● **STATED TASK**
List each line of the data that holds the string "Average".

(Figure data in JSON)
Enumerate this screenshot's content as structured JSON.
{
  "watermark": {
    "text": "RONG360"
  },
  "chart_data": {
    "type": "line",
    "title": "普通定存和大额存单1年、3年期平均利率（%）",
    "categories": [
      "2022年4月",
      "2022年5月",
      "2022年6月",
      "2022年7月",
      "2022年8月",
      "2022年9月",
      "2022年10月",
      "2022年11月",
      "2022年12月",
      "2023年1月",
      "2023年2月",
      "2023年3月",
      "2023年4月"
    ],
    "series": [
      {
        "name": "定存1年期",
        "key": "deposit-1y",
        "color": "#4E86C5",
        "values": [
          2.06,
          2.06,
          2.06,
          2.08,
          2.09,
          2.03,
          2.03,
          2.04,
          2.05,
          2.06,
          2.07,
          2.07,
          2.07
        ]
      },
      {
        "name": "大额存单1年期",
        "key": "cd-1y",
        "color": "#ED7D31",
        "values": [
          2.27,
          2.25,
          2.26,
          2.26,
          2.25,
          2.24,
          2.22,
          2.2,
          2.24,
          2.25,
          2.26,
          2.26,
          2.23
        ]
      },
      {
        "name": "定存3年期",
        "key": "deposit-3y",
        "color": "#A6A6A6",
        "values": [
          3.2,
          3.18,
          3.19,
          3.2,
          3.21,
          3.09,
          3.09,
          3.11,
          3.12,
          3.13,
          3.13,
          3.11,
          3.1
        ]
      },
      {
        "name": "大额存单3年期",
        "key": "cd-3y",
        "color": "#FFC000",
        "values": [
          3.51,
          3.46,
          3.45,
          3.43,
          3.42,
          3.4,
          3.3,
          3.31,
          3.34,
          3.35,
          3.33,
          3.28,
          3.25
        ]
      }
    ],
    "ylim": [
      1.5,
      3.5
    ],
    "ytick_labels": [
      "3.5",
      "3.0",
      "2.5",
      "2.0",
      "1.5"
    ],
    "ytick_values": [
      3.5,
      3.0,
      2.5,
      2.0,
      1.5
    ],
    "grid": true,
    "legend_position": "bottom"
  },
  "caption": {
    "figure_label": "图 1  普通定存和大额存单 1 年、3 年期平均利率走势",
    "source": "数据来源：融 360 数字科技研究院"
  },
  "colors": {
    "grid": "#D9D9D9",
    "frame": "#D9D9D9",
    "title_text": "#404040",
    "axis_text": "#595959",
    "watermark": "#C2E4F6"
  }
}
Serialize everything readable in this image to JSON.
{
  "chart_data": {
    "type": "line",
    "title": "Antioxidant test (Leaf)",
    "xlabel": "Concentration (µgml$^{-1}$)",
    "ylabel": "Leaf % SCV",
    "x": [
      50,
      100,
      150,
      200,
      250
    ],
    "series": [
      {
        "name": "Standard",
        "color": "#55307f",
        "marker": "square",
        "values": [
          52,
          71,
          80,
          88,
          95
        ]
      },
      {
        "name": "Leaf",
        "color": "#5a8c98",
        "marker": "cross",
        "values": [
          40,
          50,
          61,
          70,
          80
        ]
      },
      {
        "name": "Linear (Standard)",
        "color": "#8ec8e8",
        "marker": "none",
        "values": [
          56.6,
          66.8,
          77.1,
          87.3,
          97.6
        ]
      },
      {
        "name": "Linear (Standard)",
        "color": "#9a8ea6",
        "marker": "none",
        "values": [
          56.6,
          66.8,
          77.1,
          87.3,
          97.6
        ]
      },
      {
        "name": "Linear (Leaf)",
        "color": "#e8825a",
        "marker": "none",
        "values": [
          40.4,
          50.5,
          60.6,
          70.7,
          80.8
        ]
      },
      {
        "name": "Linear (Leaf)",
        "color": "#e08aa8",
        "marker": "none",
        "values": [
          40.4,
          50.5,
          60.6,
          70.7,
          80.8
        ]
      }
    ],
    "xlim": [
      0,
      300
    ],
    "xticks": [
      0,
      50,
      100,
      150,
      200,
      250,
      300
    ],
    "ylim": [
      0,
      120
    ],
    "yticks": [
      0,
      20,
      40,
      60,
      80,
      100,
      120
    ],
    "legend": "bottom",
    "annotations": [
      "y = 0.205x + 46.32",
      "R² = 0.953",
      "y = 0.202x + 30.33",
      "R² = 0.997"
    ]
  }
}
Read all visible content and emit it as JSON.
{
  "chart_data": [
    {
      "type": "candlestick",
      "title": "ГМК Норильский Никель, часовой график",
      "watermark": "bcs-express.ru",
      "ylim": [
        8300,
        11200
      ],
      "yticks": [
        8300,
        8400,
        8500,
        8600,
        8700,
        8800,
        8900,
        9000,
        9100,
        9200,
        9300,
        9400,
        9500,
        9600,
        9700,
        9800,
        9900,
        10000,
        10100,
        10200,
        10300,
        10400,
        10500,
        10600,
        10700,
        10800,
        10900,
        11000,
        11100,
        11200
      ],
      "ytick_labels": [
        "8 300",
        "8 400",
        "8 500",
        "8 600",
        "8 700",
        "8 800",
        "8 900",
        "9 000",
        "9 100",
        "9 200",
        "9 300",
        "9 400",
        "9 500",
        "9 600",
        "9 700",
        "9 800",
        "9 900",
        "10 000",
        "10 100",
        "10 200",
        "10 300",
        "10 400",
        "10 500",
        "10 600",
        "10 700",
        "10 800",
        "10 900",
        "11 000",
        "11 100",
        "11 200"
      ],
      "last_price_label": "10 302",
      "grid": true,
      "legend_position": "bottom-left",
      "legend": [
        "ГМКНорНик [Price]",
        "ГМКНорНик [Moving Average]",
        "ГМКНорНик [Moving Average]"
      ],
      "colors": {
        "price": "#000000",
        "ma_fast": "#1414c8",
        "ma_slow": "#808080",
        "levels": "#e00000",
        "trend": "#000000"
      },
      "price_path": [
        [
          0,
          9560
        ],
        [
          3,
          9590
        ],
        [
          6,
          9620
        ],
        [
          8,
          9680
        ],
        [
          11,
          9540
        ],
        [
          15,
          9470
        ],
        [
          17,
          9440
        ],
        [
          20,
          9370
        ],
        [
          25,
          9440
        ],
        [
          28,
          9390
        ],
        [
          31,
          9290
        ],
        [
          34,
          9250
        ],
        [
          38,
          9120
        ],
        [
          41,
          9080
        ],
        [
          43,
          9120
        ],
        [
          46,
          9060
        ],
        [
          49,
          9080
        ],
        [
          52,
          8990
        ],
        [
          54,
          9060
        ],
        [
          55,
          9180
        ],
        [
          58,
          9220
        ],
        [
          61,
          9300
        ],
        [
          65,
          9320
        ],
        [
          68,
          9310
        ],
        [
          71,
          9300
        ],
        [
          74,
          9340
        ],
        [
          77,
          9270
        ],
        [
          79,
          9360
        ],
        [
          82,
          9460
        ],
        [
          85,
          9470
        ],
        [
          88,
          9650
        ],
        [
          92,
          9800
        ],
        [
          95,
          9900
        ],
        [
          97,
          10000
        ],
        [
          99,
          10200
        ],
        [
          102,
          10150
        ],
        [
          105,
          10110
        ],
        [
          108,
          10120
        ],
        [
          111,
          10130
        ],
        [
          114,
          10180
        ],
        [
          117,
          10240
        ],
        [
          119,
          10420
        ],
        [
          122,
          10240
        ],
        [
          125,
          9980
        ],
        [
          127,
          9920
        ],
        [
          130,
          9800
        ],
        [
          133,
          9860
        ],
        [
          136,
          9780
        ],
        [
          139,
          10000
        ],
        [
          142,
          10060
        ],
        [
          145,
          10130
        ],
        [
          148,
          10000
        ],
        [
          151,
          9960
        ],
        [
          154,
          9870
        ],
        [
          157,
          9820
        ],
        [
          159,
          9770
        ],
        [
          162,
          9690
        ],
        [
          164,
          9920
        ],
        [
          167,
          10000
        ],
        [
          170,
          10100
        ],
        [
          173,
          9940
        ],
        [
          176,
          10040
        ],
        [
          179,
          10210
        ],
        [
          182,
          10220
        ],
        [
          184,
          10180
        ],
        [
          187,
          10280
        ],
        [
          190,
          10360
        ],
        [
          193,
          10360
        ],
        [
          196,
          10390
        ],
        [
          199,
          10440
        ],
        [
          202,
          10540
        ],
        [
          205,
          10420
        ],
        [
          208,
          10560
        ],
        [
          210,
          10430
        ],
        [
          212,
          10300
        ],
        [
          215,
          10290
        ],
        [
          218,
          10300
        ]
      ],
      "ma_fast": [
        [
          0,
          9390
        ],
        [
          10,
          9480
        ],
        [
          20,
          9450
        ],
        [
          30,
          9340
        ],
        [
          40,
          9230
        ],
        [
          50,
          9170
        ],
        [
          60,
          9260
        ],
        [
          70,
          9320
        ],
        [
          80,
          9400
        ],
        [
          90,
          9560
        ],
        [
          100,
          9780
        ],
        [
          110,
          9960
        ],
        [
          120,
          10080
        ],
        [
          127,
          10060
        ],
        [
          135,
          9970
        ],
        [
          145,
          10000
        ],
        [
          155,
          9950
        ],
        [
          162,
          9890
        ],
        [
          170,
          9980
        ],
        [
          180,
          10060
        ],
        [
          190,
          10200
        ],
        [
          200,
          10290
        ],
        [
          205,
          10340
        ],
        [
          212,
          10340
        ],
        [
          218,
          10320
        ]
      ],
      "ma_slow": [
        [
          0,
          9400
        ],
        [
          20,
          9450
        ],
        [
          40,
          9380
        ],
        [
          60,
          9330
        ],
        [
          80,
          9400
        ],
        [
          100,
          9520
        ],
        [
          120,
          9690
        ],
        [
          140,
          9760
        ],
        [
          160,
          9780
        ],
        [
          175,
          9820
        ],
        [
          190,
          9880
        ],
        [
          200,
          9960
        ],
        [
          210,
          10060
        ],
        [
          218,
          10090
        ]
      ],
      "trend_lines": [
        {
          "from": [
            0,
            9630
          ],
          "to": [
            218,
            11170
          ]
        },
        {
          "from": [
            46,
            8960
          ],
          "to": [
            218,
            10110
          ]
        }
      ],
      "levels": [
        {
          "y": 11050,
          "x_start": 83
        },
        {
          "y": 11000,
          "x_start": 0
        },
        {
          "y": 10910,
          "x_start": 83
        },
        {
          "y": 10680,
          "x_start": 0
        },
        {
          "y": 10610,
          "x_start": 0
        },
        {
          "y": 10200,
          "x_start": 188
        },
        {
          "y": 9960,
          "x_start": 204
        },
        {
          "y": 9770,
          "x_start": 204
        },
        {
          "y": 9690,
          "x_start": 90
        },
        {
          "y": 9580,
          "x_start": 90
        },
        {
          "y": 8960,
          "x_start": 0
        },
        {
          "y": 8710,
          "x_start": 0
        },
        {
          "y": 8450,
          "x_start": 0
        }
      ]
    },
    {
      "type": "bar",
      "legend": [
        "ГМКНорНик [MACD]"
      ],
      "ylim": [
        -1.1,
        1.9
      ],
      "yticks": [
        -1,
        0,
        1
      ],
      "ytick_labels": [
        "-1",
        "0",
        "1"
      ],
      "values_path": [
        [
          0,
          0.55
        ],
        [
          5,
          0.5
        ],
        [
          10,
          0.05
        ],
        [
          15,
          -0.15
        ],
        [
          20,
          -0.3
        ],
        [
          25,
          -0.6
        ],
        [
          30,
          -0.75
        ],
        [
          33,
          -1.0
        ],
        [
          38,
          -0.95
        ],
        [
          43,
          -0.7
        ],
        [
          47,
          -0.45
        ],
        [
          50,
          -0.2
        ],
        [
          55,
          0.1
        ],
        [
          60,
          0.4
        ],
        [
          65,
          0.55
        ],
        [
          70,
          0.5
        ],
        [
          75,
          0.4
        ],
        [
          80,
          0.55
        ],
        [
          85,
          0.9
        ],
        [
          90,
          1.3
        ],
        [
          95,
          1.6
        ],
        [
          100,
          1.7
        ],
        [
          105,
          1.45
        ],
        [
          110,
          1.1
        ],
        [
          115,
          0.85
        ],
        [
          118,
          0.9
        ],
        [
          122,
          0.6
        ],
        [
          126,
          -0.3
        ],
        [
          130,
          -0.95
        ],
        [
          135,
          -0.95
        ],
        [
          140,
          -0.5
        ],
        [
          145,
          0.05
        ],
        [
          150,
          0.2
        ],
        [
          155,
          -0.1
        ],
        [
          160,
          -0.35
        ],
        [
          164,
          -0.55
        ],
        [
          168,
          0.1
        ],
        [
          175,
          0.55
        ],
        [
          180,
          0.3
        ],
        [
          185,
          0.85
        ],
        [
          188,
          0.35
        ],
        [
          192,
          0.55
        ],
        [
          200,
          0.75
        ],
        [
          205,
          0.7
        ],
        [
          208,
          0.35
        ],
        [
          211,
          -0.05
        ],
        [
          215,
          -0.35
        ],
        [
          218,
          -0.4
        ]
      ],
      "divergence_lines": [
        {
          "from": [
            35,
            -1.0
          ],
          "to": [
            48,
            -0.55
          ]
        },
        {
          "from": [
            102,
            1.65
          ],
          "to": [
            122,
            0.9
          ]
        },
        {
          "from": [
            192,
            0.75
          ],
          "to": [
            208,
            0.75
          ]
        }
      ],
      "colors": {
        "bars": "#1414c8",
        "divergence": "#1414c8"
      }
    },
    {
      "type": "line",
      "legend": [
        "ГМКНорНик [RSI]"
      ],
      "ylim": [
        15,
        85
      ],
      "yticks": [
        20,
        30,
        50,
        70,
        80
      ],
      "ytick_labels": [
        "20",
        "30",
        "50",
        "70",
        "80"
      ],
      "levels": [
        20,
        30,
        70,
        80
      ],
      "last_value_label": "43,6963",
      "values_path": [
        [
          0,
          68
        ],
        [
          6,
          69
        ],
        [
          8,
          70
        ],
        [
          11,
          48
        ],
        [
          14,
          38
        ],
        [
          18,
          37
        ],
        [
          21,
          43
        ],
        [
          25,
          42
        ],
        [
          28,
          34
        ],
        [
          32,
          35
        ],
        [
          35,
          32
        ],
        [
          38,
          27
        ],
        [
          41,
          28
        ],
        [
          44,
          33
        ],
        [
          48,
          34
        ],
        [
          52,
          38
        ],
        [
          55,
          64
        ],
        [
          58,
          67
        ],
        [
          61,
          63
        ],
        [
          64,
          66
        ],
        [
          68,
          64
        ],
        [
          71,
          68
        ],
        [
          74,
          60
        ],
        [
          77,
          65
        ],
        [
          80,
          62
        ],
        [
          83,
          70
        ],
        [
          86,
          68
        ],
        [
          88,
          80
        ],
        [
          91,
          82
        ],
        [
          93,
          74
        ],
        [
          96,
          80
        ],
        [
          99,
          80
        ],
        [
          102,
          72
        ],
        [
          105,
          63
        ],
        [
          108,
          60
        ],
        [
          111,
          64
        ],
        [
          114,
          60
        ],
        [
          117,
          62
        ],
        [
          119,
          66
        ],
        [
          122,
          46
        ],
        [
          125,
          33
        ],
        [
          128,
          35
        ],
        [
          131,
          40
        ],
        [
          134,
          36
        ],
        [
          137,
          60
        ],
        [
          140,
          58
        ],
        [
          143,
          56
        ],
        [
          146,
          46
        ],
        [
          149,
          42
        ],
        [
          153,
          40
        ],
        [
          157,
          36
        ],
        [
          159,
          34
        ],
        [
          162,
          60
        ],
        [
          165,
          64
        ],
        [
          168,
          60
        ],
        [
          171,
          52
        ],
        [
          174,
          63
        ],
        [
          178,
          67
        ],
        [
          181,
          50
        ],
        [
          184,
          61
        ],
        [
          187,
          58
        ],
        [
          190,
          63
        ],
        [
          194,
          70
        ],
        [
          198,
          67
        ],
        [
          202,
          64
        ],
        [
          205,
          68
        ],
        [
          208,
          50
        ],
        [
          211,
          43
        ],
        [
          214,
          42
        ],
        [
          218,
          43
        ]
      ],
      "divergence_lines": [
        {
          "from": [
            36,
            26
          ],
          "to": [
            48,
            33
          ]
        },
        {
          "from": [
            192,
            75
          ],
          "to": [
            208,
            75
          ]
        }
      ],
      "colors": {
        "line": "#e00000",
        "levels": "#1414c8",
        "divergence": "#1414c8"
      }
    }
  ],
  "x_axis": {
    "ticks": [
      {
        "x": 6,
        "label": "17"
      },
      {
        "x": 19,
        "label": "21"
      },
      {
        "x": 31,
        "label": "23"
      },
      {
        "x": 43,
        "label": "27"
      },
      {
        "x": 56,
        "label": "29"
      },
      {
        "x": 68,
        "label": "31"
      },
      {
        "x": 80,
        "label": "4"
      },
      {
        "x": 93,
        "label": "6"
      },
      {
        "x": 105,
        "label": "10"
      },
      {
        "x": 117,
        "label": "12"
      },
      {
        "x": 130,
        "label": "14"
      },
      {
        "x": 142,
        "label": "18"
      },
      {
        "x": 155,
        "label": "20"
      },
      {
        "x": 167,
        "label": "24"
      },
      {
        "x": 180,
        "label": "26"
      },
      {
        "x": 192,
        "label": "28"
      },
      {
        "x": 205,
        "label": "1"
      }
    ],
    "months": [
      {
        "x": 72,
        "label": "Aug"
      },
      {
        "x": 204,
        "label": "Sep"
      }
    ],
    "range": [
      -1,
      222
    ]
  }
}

● **SOLVED PROBLEM**
        "ГМКНорНик [Moving Average]",
        "ГМКНорНик [Moving Average]"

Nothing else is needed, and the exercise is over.